▸ **Directions for this task**: Return the full material exactly.

▸ **Entries supplied**:
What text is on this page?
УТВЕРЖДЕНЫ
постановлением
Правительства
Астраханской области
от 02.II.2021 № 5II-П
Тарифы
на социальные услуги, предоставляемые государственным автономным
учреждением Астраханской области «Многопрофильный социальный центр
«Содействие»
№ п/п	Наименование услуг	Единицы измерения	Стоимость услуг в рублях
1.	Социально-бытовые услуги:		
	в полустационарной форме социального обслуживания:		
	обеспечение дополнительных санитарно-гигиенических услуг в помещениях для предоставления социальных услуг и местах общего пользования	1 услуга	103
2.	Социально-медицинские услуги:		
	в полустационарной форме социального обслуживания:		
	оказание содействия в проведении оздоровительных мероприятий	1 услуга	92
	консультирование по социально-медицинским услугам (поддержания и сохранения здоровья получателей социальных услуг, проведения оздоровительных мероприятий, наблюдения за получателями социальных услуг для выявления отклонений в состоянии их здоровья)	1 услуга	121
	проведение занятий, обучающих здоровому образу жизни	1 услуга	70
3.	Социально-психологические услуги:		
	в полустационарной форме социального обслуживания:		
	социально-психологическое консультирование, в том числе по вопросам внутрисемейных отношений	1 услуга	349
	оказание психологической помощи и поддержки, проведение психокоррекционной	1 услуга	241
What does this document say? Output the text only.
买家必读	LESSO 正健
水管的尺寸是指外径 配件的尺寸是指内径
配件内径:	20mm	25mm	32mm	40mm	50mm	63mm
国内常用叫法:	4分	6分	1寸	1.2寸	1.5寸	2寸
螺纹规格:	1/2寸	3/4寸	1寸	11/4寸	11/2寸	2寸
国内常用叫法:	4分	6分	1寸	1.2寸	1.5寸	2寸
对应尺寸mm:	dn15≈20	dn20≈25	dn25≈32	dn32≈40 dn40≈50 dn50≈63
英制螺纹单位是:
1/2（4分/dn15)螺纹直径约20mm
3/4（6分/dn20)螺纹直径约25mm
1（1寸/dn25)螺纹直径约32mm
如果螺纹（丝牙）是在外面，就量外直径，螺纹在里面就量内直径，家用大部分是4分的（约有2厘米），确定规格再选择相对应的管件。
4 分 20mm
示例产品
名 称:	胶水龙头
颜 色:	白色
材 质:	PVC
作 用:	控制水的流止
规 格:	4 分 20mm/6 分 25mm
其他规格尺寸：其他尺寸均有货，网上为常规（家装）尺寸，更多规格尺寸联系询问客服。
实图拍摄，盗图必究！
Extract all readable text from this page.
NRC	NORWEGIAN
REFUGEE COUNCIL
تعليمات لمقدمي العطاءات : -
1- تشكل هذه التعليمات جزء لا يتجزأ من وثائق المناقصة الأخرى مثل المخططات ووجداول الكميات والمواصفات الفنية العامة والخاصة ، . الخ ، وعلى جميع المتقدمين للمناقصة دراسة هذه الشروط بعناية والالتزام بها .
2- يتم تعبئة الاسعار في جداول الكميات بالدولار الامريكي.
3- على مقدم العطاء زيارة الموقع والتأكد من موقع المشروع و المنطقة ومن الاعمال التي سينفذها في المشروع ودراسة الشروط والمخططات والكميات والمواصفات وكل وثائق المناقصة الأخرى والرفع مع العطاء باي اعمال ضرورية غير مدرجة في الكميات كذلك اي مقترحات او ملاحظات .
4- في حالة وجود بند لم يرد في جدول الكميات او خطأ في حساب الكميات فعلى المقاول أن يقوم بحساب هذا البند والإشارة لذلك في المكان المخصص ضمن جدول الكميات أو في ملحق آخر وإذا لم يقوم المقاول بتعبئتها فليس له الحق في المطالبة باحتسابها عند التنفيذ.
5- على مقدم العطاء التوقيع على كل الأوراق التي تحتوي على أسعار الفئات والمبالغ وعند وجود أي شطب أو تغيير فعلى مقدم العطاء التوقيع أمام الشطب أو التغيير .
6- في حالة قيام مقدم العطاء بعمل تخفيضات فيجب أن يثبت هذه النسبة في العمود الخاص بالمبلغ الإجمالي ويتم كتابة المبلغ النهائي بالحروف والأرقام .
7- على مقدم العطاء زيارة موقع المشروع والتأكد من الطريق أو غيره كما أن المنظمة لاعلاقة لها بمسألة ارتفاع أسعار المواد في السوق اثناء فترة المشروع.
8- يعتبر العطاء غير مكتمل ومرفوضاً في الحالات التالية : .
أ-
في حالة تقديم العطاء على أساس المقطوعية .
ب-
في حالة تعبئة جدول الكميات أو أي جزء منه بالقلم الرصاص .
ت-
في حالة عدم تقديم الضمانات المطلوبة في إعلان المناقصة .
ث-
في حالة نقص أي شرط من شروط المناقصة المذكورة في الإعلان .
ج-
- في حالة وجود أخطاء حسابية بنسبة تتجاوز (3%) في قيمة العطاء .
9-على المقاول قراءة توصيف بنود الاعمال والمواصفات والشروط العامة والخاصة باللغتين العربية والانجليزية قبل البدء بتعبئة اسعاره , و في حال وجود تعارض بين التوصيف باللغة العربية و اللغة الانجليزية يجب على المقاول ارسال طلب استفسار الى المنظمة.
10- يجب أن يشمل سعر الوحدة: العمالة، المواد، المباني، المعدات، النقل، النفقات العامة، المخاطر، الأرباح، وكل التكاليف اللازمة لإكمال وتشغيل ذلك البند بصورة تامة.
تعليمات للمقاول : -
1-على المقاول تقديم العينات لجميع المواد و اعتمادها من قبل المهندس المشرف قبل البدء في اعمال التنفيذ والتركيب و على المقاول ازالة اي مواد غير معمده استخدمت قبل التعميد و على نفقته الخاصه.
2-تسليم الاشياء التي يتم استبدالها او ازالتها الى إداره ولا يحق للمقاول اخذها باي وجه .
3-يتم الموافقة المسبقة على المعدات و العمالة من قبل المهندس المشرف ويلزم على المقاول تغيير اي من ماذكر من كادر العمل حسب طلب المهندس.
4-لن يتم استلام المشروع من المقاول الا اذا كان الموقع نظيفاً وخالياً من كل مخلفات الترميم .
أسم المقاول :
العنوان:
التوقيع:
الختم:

▸ **Exercise output**:
What text is on this page?
УТВЕРЖДЕНЫ
постановлением
Правительства
Астраханской области
от 02.II.2021 № 5II-П
Тарифы
на социальные услуги, предоставляемые государственным автономным
учреждением Астраханской области «Многопрофильный социальный центр
«Содействие»
№ п/п	Наименование услуг	Единицы измерения	Стоимость услуг в рублях
1.	Социально-бытовые услуги:		
	в полустационарной форме социального обслуживания:		
	обеспечение дополнительных санитарно-гигиенических услуг в помещениях для предоставления социальных услуг и местах общего пользования	1 услуга	103
2.	Социально-медицинские услуги:		
	в полустационарной форме социального обслуживания:		
	оказание содействия в проведении оздоровительных мероприятий	1 услуга	92
	консультирование по социально-медицинским услугам (поддержания и сохранения здоровья получателей социальных услуг, проведения оздоровительных мероприятий, наблюдения за получателями социальных услуг для выявления отклонений в состоянии их здоровья)	1 услуга	121
	проведение занятий, обучающих здоровому образу жизни	1 услуга	70
3.	Социально-психологические услуги:		
	в полустационарной форме социального обслуживания:		
	социально-психологическое консультирование, в том числе по вопросам внутрисемейных отношений	1 услуга	349
	оказание психологической помощи и поддержки, проведение психокоррекционной	1 услуга	241
What does this document say? Output the text only.
买家必读	LESSO 正健
水管的尺寸是指外径 配件的尺寸是指内径
配件内径:	20mm	25mm	32mm	40mm	50mm	63mm
国内常用叫法:	4分	6分	1寸	1.2寸	1.5寸	2寸
螺纹规格:	1/2寸	3/4寸	1寸	11/4寸	11/2寸	2寸
国内常用叫法:	4分	6分	1寸	1.2寸	1.5寸	2寸
对应尺寸mm:	dn15≈20	dn20≈25	dn25≈32	dn32≈40 dn40≈50 dn50≈63
英制螺纹单位是:
1/2（4分/dn15)螺纹直径约20mm
3/4（6分/dn20)螺纹直径约25mm
1（1寸/dn25)螺纹直径约32mm
如果螺纹（丝牙）是在外面，就量外直径，螺纹在里面就量内直径，家用大部分是4分的（约有2厘米），确定规格再选择相对应的管件。
4 分 20mm
示例产品
名 称:	胶水龙头
颜 色:	白色
材 质:	PVC
作 用:	控制水的流止
规 格:	4 分 20mm/6 分 25mm
其他规格尺寸：其他尺寸均有货，网上为常规（家装）尺寸，更多规格尺寸联系询问客服。
实图拍摄，盗图必究！
Extract all readable text from this page.
NRC	NORWEGIAN
REFUGEE COUNCIL
تعليمات لمقدمي العطاءات : -
1- تشكل هذه التعليمات جزء لا يتجزأ من وثائق المناقصة الأخرى مثل المخططات ووجداول الكميات والمواصفات الفنية العامة والخاصة ، . الخ ، وعلى جميع المتقدمين للمناقصة دراسة هذه الشروط بعناية والالتزام بها .
2- يتم تعبئة الاسعار في جداول الكميات بالدولار الامريكي.
3- على مقدم العطاء زيارة الموقع والتأكد من موقع المشروع و المنطقة ومن الاعمال التي سينفذها في المشروع ودراسة الشروط والمخططات والكميات والمواصفات وكل وثائق المناقصة الأخرى والرفع مع العطاء باي اعمال ضرورية غير مدرجة في الكميات كذلك اي مقترحات او ملاحظات .
4- في حالة وجود بند لم يرد في جدول الكميات او خطأ في حساب الكميات فعلى المقاول أن يقوم بحساب هذا البند والإشارة لذلك في المكان المخصص ضمن جدول الكميات أو في ملحق آخر وإذا لم يقوم المقاول بتعبئتها فليس له الحق في المطالبة باحتسابها عند التنفيذ.
5- على مقدم العطاء التوقيع على كل الأوراق التي تحتوي على أسعار الفئات والمبالغ وعند وجود أي شطب أو تغيير فعلى مقدم العطاء التوقيع أمام الشطب أو التغيير .
6- في حالة قيام مقدم العطاء بعمل تخفيضات فيجب أن يثبت هذه النسبة في العمود الخاص بالمبلغ الإجمالي ويتم كتابة المبلغ النهائي بالحروف والأرقام .
7- على مقدم العطاء زيارة موقع المشروع والتأكد من الطريق أو غيره كما أن المنظمة لاعلاقة لها بمسألة ارتفاع أسعار المواد في السوق اثناء فترة المشروع.
8- يعتبر العطاء غير مكتمل ومرفوضاً في الحالات التالية : .
أ-
في حالة تقديم العطاء على أساس المقطوعية .
ب-
في حالة تعبئة جدول الكميات أو أي جزء منه بالقلم الرصاص .
ت-
في حالة عدم تقديم الضمانات المطلوبة في إعلان المناقصة .
ث-
في حالة نقص أي شرط من شروط المناقصة المذكورة في الإعلان .
ج-
- في حالة وجود أخطاء حسابية بنسبة تتجاوز (3%) في قيمة العطاء .
9-على المقاول قراءة توصيف بنود الاعمال والمواصفات والشروط العامة والخاصة باللغتين العربية والانجليزية قبل البدء بتعبئة اسعاره , و في حال وجود تعارض بين التوصيف باللغة العربية و اللغة الانجليزية يجب على المقاول ارسال طلب استفسار الى المنظمة.
10- يجب أن يشمل سعر الوحدة: العمالة، المواد، المباني، المعدات، النقل، النفقات العامة، المخاطر، الأرباح، وكل التكاليف اللازمة لإكمال وتشغيل ذلك البند بصورة تامة.
تعليمات للمقاول : -
1-على المقاول تقديم العينات لجميع المواد و اعتمادها من قبل المهندس المشرف قبل البدء في اعمال التنفيذ والتركيب و على المقاول ازالة اي مواد غير معمده استخدمت قبل التعميد و على نفقته الخاصه.
2-تسليم الاشياء التي يتم استبدالها او ازالتها الى إداره ولا يحق للمقاول اخذها باي وجه .
3-يتم الموافقة المسبقة على المعدات و العمالة من قبل المهندس المشرف ويلزم على المقاول تغيير اي من ماذكر من كادر العمل حسب طلب المهندس.
4-لن يتم استلام المشروع من المقاول الا اذا كان الموقع نظيفاً وخالياً من كل مخلفات الترميم .
أسم المقاول :
العنوان:
التوقيع:
الختم:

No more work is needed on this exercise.